YOUR TASK> Output the material word for word. Leave each picture out.

INFORMATION SUPPLIED>
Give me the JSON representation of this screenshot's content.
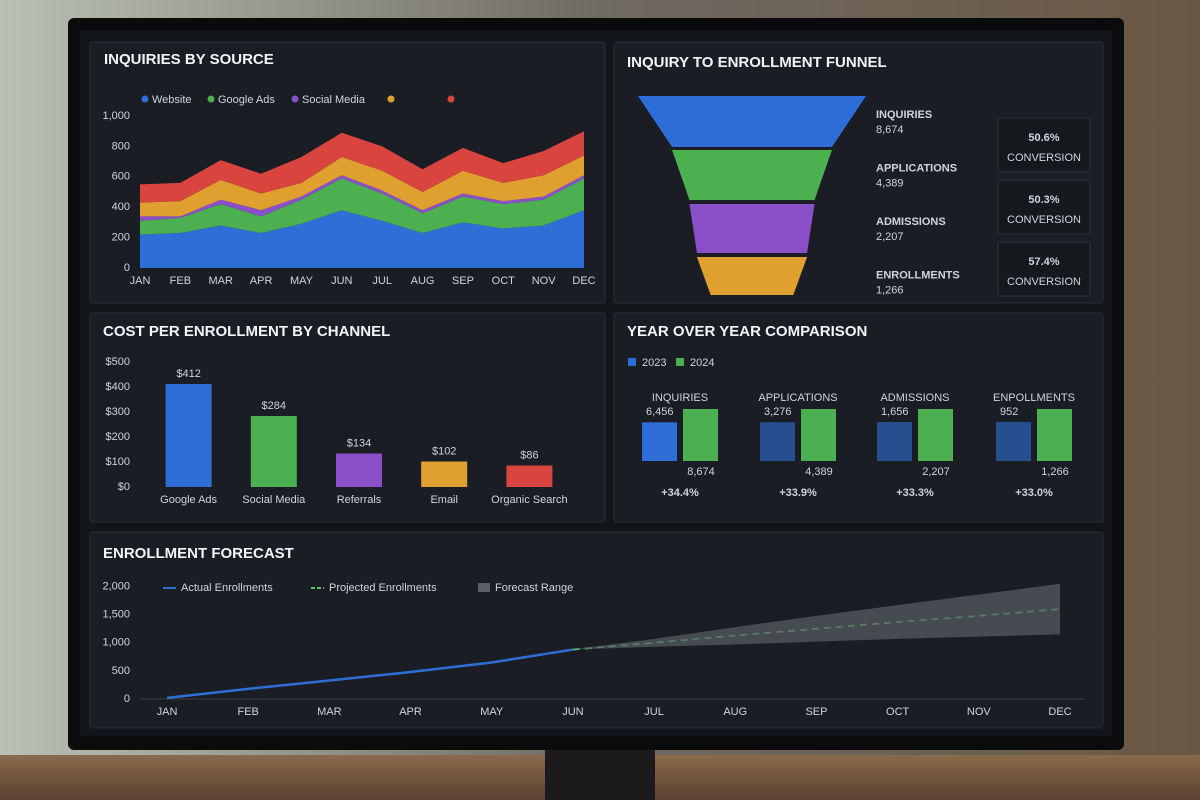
{
  "chart_data": [
    {
      "type": "area",
      "title": "INQUIRIES BY SOURCE",
      "categories": [
        "JAN",
        "FEB",
        "MAR",
        "APR",
        "MAY",
        "JUN",
        "JUL",
        "AUG",
        "SEP",
        "OCT",
        "NOV",
        "DEC"
      ],
      "series": [
        {
          "name": "Website",
          "color": "#2d6fd6",
          "values": [
            220,
            230,
            280,
            230,
            290,
            380,
            310,
            230,
            300,
            260,
            280,
            380
          ]
        },
        {
          "name": "Google Ads",
          "color": "#4caf50",
          "values": [
            90,
            100,
            140,
            110,
            160,
            210,
            180,
            130,
            170,
            160,
            170,
            210
          ]
        },
        {
          "name": "Social Media",
          "color": "#8a4fc9",
          "values": [
            30,
            10,
            30,
            40,
            20,
            20,
            20,
            20,
            20,
            20,
            20,
            20
          ]
        },
        {
          "color": "#e0a030",
          "values": [
            90,
            100,
            130,
            110,
            90,
            120,
            130,
            120,
            150,
            120,
            140,
            130
          ]
        },
        {
          "color": "#d9443f",
          "values": [
            120,
            120,
            130,
            130,
            170,
            160,
            160,
            150,
            150,
            130,
            160,
            160
          ]
        }
      ],
      "ylim": [
        0,
        1000
      ],
      "yticks": [
        0,
        200,
        400,
        600,
        800,
        {
          "value": 1000,
          "label": "1,000"
        }
      ]
    },
    {
      "type": "funnel",
      "title": "INQUIRY TO ENROLLMENT FUNNEL",
      "categories": [
        "INQUIRIES",
        "APPLICATIONS",
        "ADMISSIONS",
        "ENROLLMENTS"
      ],
      "values": [
        8674,
        4389,
        2207,
        1266
      ],
      "value_labels": [
        "8,674",
        "4,389",
        "2,207",
        "1,266"
      ],
      "colors": [
        "#2d6fd6",
        "#4caf50",
        "#8a4fc9",
        "#e0a030"
      ],
      "conversion": {
        "label": "CONVERSION",
        "values": [
          50.6,
          50.3,
          57.4
        ],
        "value_labels": [
          "50.6%",
          "50.3%",
          "57.4%"
        ],
        "colors": [
          "#3d86e8",
          "#e0a030",
          "#3d86e8"
        ]
      }
    },
    {
      "type": "bar",
      "title": "COST PER ENROLLMENT BY CHANNEL",
      "categories": [
        "Google Ads",
        "Social Media",
        "Referrals",
        "Email",
        "Organic Search"
      ],
      "values": [
        412,
        284,
        134,
        102,
        86
      ],
      "value_labels": [
        "$412",
        "$284",
        "$134",
        "$102",
        "$86"
      ],
      "colors": [
        "#2d6fd6",
        "#4caf50",
        "#8a4fc9",
        "#e0a030",
        "#d9443f"
      ],
      "ylim": [
        0,
        500
      ],
      "yticks": [
        {
          "value": 0,
          "label": "$0"
        },
        {
          "value": 100,
          "label": "$100"
        },
        {
          "value": 200,
          "label": "$200"
        },
        {
          "value": 300,
          "label": "$300"
        },
        {
          "value": 400,
          "label": "$400"
        },
        {
          "value": 500,
          "label": "$500"
        }
      ]
    },
    {
      "type": "grouped-bar",
      "title": "YEAR OVER YEAR COMPARISON",
      "categories": [
        "INQUIRIES",
        "APPLICATIONS",
        "ADMISSIONS",
        "ENPOLLMENTS"
      ],
      "series": [
        {
          "name": "2023",
          "color": "#2d6fd6",
          "values": [
            6456,
            3276,
            1656,
            952
          ],
          "value_labels": [
            "6,456",
            "3,276",
            "1,656",
            "952"
          ]
        },
        {
          "name": "2024",
          "color": "#4caf50",
          "values": [
            8674,
            4389,
            2207,
            1266
          ],
          "value_labels": [
            "8,674",
            "4,389",
            "2,207",
            "1,266"
          ]
        }
      ],
      "change": {
        "color": "#5cc062",
        "values": [
          34.4,
          33.9,
          33.3,
          33.0
        ],
        "value_labels": [
          "+34.4%",
          "+33.9%",
          "+33.3%",
          "+33.0%"
        ]
      }
    },
    {
      "type": "line",
      "title": "ENROLLMENT FORECAST",
      "categories": [
        "JAN",
        "FEB",
        "MAR",
        "APR",
        "MAY",
        "JUN",
        "JUL",
        "AUG",
        "SEP",
        "OCT",
        "NOV",
        "DEC"
      ],
      "series": [
        {
          "name": "Actual Enrollments",
          "color": "#2d6fd6",
          "values": [
            20,
            180,
            330,
            480,
            650,
            880,
            null,
            null,
            null,
            null,
            null,
            null
          ]
        },
        {
          "name": "Projected Enrollments",
          "color": "#5cc062",
          "dashed": true,
          "values": [
            null,
            null,
            null,
            null,
            null,
            880,
            1000,
            1130,
            1250,
            1370,
            1480,
            1600
          ]
        },
        {
          "name": "Forecast Range",
          "color": "#5a5e66",
          "lower": [
            null,
            null,
            null,
            null,
            null,
            880,
            930,
            970,
            1020,
            1070,
            1110,
            1150
          ],
          "upper": [
            null,
            null,
            null,
            null,
            null,
            880,
            1070,
            1280,
            1480,
            1670,
            1860,
            2050
          ]
        }
      ],
      "ylim": [
        0,
        2100
      ],
      "yticks": [
        0,
        500,
        {
          "value": 1000,
          "label": "1,000"
        },
        {
          "value": 1500,
          "label": "1,500"
        },
        {
          "value": 2000,
          "label": "2,000"
        }
      ]
    }
  ]
}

REPLY>
Give me the JSON representation of this screenshot's content.
{
  "chart_data": [
    {
      "type": "area",
      "title": "INQUIRIES BY SOURCE",
      "categories": [
        "JAN",
        "FEB",
        "MAR",
        "APR",
        "MAY",
        "JUN",
        "JUL",
        "AUG",
        "SEP",
        "OCT",
        "NOV",
        "DEC"
      ],
      "series": [
        {
          "name": "Website",
          "color": "#2d6fd6",
          "values": [
            220,
            230,
            280,
            230,
            290,
            380,
            310,
            230,
            300,
            260,
            280,
            380
          ]
        },
        {
          "name": "Google Ads",
          "color": "#4caf50",
          "values": [
            90,
            100,
            140,
            110,
            160,
            210,
            180,
            130,
            170,
            160,
            170,
            210
          ]
        },
        {
          "name": "Social Media",
          "color": "#8a4fc9",
          "values": [
            30,
            10,
            30,
            40,
            20,
            20,
            20,
            20,
            20,
            20,
            20,
            20
          ]
        },
        {
          "color": "#e0a030",
          "values": [
            90,
            100,
            130,
            110,
            90,
            120,
            130,
            120,
            150,
            120,
            140,
            130
          ]
        },
        {
          "color": "#d9443f",
          "values": [
            120,
            120,
            130,
            130,
            170,
            160,
            160,
            150,
            150,
            130,
            160,
            160
          ]
        }
      ],
      "ylim": [
        0,
        1000
      ],
      "yticks": [
        0,
        200,
        400,
        600,
        800,
        {
          "value": 1000,
          "label": "1,000"
        }
      ]
    },
    {
      "type": "funnel",
      "title": "INQUIRY TO ENROLLMENT FUNNEL",
      "categories": [
        "INQUIRIES",
        "APPLICATIONS",
        "ADMISSIONS",
        "ENROLLMENTS"
      ],
      "values": [
        8674,
        4389,
        2207,
        1266
      ],
      "value_labels": [
        "8,674",
        "4,389",
        "2,207",
        "1,266"
      ],
      "colors": [
        "#2d6fd6",
        "#4caf50",
        "#8a4fc9",
        "#e0a030"
      ],
      "conversion": {
        "label": "CONVERSION",
        "values": [
          50.6,
          50.3,
          57.4
        ],
        "value_labels": [
          "50.6%",
          "50.3%",
          "57.4%"
        ],
        "colors": [
          "#3d86e8",
          "#e0a030",
          "#3d86e8"
        ]
      }
    },
    {
      "type": "bar",
      "title": "COST PER ENROLLMENT BY CHANNEL",
      "categories": [
        "Google Ads",
        "Social Media",
        "Referrals",
        "Email",
        "Organic Search"
      ],
      "values": [
        412,
        284,
        134,
        102,
        86
      ],
      "value_labels": [
        "$412",
        "$284",
        "$134",
        "$102",
        "$86"
      ],
      "colors": [
        "#2d6fd6",
        "#4caf50",
        "#8a4fc9",
        "#e0a030",
        "#d9443f"
      ],
      "ylim": [
        0,
        500
      ],
      "yticks": [
        {
          "value": 0,
          "label": "$0"
        },
        {
          "value": 100,
          "label": "$100"
        },
        {
          "value": 200,
          "label": "$200"
        },
        {
          "value": 300,
          "label": "$300"
        },
        {
          "value": 400,
          "label": "$400"
        },
        {
          "value": 500,
          "label": "$500"
        }
      ]
    },
    {
      "type": "grouped-bar",
      "title": "YEAR OVER YEAR COMPARISON",
      "categories": [
        "INQUIRIES",
        "APPLICATIONS",
        "ADMISSIONS",
        "ENPOLLMENTS"
      ],
      "series": [
        {
          "name": "2023",
          "color": "#2d6fd6",
          "values": [
            6456,
            3276,
            1656,
            952
          ],
          "value_labels": [
            "6,456",
            "3,276",
            "1,656",
            "952"
          ]
        },
        {
          "name": "2024",
          "color": "#4caf50",
          "values": [
            8674,
            4389,
            2207,
            1266
          ],
          "value_labels": [
            "8,674",
            "4,389",
            "2,207",
            "1,266"
          ]
        }
      ],
      "change": {
        "color": "#5cc062",
        "values": [
          34.4,
          33.9,
          33.3,
          33.0
        ],
        "value_labels": [
          "+34.4%",
          "+33.9%",
          "+33.3%",
          "+33.0%"
        ]
      }
    },
    {
      "type": "line",
      "title": "ENROLLMENT FORECAST",
      "categories": [
        "JAN",
        "FEB",
        "MAR",
        "APR",
        "MAY",
        "JUN",
        "JUL",
        "AUG",
        "SEP",
        "OCT",
        "NOV",
        "DEC"
      ],
      "series": [
        {
          "name": "Actual Enrollments",
          "color": "#2d6fd6",
          "values": [
            20,
            180,
            330,
            480,
            650,
            880,
            null,
            null,
            null,
            null,
            null,
            null
          ]
        },
        {
          "name": "Projected Enrollments",
          "color": "#5cc062",
          "dashed": true,
          "values": [
            null,
            null,
            null,
            null,
            null,
            880,
            1000,
            1130,
            1250,
            1370,
            1480,
            1600
          ]
        },
        {
          "name": "Forecast Range",
          "color": "#5a5e66",
          "lower": [
            null,
            null,
            null,
            null,
            null,
            880,
            930,
            970,
            1020,
            1070,
            1110,
            1150
          ],
          "upper": [
            null,
            null,
            null,
            null,
            null,
            880,
            1070,
            1280,
            1480,
            1670,
            1860,
            2050
          ]
        }
      ],
      "ylim": [
        0,
        2100
      ],
      "yticks": [
        0,
        500,
        {
          "value": 1000,
          "label": "1,000"
        },
        {
          "value": 1500,
          "label": "1,500"
        },
        {
          "value": 2000,
          "label": "2,000"
        }
      ]
    }
  ]
}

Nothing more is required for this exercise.